(Dataset excerpts)
────────

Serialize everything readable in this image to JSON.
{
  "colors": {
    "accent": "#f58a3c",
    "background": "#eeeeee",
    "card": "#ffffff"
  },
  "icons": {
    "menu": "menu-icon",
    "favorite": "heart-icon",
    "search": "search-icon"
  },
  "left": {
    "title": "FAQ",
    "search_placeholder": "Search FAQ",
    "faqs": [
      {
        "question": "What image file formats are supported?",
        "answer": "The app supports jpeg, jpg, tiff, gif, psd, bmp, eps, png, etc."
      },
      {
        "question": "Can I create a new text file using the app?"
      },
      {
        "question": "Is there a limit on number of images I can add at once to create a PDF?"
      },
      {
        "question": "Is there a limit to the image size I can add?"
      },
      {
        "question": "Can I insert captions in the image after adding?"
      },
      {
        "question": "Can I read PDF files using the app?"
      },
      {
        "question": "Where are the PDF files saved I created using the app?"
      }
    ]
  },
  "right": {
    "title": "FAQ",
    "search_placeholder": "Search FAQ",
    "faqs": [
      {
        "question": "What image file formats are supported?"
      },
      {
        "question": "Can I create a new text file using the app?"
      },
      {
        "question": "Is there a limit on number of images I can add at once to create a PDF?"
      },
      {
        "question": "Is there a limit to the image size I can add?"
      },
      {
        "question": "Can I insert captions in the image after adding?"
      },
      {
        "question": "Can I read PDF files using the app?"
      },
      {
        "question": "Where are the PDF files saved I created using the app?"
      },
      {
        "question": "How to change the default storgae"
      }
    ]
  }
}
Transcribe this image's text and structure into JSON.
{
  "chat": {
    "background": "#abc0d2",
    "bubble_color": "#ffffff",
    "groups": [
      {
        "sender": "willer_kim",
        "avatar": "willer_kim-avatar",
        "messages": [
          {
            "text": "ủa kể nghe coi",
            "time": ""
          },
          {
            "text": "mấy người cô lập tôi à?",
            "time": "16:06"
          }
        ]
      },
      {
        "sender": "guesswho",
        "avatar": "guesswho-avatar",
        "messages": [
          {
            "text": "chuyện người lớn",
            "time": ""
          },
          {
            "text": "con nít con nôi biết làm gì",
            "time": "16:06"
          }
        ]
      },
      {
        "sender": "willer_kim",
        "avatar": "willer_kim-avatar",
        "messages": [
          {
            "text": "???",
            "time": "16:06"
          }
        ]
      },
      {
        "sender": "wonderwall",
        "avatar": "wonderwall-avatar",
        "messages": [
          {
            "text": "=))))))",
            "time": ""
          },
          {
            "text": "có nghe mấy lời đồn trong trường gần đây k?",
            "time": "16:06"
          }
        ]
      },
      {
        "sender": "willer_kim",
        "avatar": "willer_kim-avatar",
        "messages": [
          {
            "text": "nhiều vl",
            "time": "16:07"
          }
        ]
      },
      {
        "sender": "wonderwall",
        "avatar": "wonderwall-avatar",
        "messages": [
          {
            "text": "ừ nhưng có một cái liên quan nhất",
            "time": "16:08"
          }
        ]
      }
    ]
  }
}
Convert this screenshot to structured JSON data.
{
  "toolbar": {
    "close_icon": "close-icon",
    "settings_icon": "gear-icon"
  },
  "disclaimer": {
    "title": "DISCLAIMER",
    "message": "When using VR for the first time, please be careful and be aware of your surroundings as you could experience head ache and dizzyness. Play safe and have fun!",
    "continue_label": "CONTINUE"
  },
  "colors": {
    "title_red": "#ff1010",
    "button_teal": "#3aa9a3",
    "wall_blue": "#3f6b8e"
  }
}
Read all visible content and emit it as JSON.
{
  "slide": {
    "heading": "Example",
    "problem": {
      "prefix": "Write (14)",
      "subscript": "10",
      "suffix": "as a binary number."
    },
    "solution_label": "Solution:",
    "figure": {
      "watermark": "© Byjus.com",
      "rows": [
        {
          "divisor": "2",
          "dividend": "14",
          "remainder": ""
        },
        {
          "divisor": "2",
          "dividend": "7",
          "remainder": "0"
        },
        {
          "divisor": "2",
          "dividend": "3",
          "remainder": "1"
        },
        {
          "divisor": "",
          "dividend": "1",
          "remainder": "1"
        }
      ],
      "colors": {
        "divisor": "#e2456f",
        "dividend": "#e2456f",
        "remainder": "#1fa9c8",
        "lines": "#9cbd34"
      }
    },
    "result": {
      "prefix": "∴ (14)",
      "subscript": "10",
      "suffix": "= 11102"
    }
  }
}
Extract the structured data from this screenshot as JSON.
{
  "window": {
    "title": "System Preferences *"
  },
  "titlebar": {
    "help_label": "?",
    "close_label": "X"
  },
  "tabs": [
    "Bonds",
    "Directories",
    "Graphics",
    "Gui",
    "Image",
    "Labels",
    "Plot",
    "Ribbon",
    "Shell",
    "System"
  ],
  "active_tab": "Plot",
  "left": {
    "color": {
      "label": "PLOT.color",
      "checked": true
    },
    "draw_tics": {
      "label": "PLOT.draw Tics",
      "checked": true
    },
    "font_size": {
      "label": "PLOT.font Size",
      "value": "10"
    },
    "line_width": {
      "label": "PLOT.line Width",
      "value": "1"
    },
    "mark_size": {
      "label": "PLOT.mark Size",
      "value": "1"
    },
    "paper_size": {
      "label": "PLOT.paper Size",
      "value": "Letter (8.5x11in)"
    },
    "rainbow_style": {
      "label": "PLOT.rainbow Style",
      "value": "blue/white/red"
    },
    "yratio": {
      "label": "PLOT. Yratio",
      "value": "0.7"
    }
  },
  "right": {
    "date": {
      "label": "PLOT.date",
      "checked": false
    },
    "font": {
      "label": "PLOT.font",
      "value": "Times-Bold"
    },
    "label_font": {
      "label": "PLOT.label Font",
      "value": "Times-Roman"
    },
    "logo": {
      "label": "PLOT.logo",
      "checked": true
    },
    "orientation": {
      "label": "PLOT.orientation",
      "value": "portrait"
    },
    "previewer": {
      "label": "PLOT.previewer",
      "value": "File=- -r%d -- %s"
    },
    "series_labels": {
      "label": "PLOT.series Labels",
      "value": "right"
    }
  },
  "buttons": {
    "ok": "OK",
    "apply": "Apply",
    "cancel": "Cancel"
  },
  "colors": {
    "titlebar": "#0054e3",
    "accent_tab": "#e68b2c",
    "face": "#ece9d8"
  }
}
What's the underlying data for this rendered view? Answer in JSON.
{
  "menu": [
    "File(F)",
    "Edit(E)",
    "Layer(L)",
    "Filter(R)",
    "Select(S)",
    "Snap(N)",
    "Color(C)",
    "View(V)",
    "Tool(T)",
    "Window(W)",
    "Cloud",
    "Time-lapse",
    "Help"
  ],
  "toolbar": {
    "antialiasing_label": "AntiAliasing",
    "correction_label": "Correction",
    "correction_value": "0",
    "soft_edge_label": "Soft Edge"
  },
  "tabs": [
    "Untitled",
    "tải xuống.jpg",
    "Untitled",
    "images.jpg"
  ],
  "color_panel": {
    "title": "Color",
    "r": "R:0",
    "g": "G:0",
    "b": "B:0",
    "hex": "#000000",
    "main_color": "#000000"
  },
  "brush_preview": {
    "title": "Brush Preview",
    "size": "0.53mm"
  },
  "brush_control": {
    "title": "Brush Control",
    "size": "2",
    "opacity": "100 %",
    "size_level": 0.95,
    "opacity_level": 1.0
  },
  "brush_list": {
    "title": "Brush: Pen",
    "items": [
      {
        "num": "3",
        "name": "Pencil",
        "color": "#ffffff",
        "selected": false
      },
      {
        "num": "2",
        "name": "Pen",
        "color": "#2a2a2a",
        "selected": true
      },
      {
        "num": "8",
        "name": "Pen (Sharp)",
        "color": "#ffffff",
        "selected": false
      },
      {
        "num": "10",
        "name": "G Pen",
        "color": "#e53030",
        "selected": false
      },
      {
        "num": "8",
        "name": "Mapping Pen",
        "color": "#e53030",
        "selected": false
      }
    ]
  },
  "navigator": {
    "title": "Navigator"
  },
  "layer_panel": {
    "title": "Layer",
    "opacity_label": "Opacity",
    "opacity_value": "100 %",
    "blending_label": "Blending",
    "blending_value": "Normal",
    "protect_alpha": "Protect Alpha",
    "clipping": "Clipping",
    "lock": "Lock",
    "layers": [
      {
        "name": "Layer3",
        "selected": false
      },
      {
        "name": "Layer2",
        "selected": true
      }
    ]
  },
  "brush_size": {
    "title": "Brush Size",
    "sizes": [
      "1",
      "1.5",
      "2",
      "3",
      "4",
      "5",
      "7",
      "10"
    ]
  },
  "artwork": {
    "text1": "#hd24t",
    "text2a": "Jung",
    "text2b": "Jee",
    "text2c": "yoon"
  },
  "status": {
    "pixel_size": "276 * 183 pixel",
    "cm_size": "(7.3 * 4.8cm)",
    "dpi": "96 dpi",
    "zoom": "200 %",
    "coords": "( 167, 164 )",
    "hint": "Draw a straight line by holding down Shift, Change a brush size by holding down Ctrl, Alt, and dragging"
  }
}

────────

Exercise details - Locate the string "name" in the listing above and copy every line where it occurs.

Completed task -
        "name": "Pencil",
        "name": "Pen",
        "name": "Pen (Sharp)",
        "name": "G Pen",
        "name": "Mapping Pen",
        "name": "Layer3",
        "name": "Layer2",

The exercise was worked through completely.